:: DATASET ROWS ::
★ ★ ★ ★ ★ ★ ★

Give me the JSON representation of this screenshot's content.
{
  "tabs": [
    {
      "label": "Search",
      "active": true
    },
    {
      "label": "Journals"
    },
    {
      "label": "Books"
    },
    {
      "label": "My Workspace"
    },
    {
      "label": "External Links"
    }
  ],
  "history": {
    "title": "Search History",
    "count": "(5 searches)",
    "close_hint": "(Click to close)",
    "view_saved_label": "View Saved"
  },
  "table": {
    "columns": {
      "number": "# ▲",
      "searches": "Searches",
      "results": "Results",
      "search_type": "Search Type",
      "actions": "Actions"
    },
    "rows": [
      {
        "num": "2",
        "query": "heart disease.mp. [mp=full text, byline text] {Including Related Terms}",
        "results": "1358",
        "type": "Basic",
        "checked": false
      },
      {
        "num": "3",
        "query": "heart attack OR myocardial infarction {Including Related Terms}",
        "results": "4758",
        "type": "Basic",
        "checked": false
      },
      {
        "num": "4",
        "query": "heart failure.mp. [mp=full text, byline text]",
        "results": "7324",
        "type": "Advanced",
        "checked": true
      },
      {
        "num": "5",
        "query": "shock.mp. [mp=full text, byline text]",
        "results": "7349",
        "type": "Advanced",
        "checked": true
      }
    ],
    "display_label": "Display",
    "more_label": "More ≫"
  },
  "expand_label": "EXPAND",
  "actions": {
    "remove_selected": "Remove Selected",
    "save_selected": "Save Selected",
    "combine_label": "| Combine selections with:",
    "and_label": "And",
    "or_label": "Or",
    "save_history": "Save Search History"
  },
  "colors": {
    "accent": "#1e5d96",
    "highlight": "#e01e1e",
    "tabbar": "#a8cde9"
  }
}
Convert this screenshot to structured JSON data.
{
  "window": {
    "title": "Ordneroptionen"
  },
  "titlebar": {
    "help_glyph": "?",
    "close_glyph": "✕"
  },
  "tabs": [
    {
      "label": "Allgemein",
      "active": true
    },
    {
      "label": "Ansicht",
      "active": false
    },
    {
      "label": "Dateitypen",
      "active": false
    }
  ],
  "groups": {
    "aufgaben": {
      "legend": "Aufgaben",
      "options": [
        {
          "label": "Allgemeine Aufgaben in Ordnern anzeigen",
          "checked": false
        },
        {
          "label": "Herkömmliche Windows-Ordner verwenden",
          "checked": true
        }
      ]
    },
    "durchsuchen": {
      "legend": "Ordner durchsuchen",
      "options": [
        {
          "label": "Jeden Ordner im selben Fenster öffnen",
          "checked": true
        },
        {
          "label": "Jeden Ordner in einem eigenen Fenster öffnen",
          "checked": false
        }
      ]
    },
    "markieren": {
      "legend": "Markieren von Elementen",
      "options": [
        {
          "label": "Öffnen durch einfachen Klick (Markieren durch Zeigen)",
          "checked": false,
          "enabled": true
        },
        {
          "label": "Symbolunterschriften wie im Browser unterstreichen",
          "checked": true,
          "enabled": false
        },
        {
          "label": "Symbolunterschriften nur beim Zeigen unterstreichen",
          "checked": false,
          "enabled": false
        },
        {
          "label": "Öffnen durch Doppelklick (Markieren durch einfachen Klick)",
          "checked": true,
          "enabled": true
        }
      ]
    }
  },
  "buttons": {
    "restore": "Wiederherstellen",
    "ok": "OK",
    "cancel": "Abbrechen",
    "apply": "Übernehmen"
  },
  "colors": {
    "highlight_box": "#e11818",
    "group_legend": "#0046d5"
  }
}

★ ★ ★ ★ ★ ★ ★

:: GIVEN PROBLEM ::
Exactly and exclusively, repeat the lines from the line that contains "Convert this screenshot" through the end of the records, both ends included.

:: COMPLETED EXERCISE ::
Convert this screenshot to structured JSON data.
{
  "window": {
    "title": "Ordneroptionen"
  },
  "titlebar": {
    "help_glyph": "?",
    "close_glyph": "✕"
  },
  "tabs": [
    {
      "label": "Allgemein",
      "active": true
    },
    {
      "label": "Ansicht",
      "active": false
    },
    {
      "label": "Dateitypen",
      "active": false
    }
  ],
  "groups": {
    "aufgaben": {
      "legend": "Aufgaben",
      "options": [
        {
          "label": "Allgemeine Aufgaben in Ordnern anzeigen",
          "checked": false
        },
        {
          "label": "Herkömmliche Windows-Ordner verwenden",
          "checked": true
        }
      ]
    },
    "durchsuchen": {
      "legend": "Ordner durchsuchen",
      "options": [
        {
          "label": "Jeden Ordner im selben Fenster öffnen",
          "checked": true
        },
        {
          "label": "Jeden Ordner in einem eigenen Fenster öffnen",
          "checked": false
        }
      ]
    },
    "markieren": {
      "legend": "Markieren von Elementen",
      "options": [
        {
          "label": "Öffnen durch einfachen Klick (Markieren durch Zeigen)",
          "checked": false,
          "enabled": true
        },
        {
          "label": "Symbolunterschriften wie im Browser unterstreichen",
          "checked": true,
          "enabled": false
        },
        {
          "label": "Symbolunterschriften nur beim Zeigen unterstreichen",
          "checked": false,
          "enabled": false
        },
        {
          "label": "Öffnen durch Doppelklick (Markieren durch einfachen Klick)",
          "checked": true,
          "enabled": true
        }
      ]
    }
  },
  "buttons": {
    "restore": "Wiederherstellen",
    "ok": "OK",
    "cancel": "Abbrechen",
    "apply": "Übernehmen"
  },
  "colors": {
    "highlight_box": "#e11818",
    "group_legend": "#0046d5"
  }
}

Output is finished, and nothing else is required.